(Beginning of PASSAGE SHOWN)
Behind me lay the town of Barrow, the northernmost city in North America, only one thousand miles from the North Pole, where the North Slope of the Brooks Range meets the Arctic Ocean. The shingled seashore I was standing on disappeared in front of me under the frozen sea, but I could imagine the ground feeling its way downward, plunging with the continental shelf’s slope under an increasingly heavy weight of water. At a point 70 miles out, or thereabouts, is an area of the United States’ Outer Continental Shelf that the federal government has parceled into square boxes and leased for $2.7 billion to an array of oil companies, new members of the Arctic marine ecosystem such as ConocoPhillips, Statoil, Repsol, and of course Shell, the supermajor that sits like a cool, bulky polar bear at the top of the industrial food chain.
The name “Arctic” originates from the Greek word Arktikós, meaning the land of the Great Bear—not the shaggy white Ursus maritimus that has become so emblematic of the region, but Ursa Major, the constellation that prowls around the North Star, Polaris. The stars cast their ancient light over the frigid northern ecosystem, the land and sea, and the community of plants, creatures, and people that live there. It’s a difficult place to live, yet hardy people, adapted to the cold and the seasonal darkness, have inhabited areas of the Arctic for millennia. The indigenous people of Alaska’s north coast are the Inupiat, and they say that the Arctic Ocean is their garden—or their Safeway store. Even today, Inupiaq livelihoods still substantially depend on hunting marine mammals, such as seal and walrus, for food. Their most highly valued harvest from this briny backyard—nutritionally and culturally—is the bowhead whale.
(End of PASSAGE SHOWN)
(Beginning of RECORDED INFORMATION)
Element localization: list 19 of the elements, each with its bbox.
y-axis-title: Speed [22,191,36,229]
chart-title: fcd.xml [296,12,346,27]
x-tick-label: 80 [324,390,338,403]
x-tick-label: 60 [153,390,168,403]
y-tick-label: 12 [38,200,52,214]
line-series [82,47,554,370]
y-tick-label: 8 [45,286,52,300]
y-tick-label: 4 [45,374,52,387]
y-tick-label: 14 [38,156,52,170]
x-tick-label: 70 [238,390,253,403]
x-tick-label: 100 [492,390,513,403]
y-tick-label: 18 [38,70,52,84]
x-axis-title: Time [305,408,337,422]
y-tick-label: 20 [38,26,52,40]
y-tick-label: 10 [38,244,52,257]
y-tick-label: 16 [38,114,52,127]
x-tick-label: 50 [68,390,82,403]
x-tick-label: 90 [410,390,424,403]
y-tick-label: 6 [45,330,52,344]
(End of RECORDED INFORMATION)
* YOUR TASKS
a – Answer these questions about the Arctic passage:
(i) How far is Barrow from the North Pole?
(ii) From what Greek word does the name "Arctic" come, and what does that word mean?
(iii) What is the Inupiat's most highly valued harvest from the sea?
b – Reproduce the Arctic passage word for word, starting with "Behind me lay" and going on through "industrial food chain.".
The items have no connection to the Arctic passage.

* YOUR RESPONSES
a –
(i) Only one thousand miles.
(ii) Arktikós, meaning the land of the Great Bear.
(iii) The bowhead whale.

b –
Behind me lay the town of Barrow, the northernmost city in North America, only one thousand miles from the North Pole, where the North Slope of the Brooks Range meets the Arctic Ocean. The shingled seashore I was standing on disappeared in front of me under the frozen sea, but I could imagine the ground feeling its way downward, plunging with the continental shelf’s slope under an increasingly heavy weight of water. At a point 70 miles out, or thereabouts, is an area of the United States’ Outer Continental Shelf that the federal government has parceled into square boxes and leased for $2.7 billion to an array of oil companies, new members of the Arctic marine ecosystem such as ConocoPhillips, Statoil, Repsol, and of course Shell, the supermajor that sits like a cool, bulky polar bear at the top of the industrial food chain.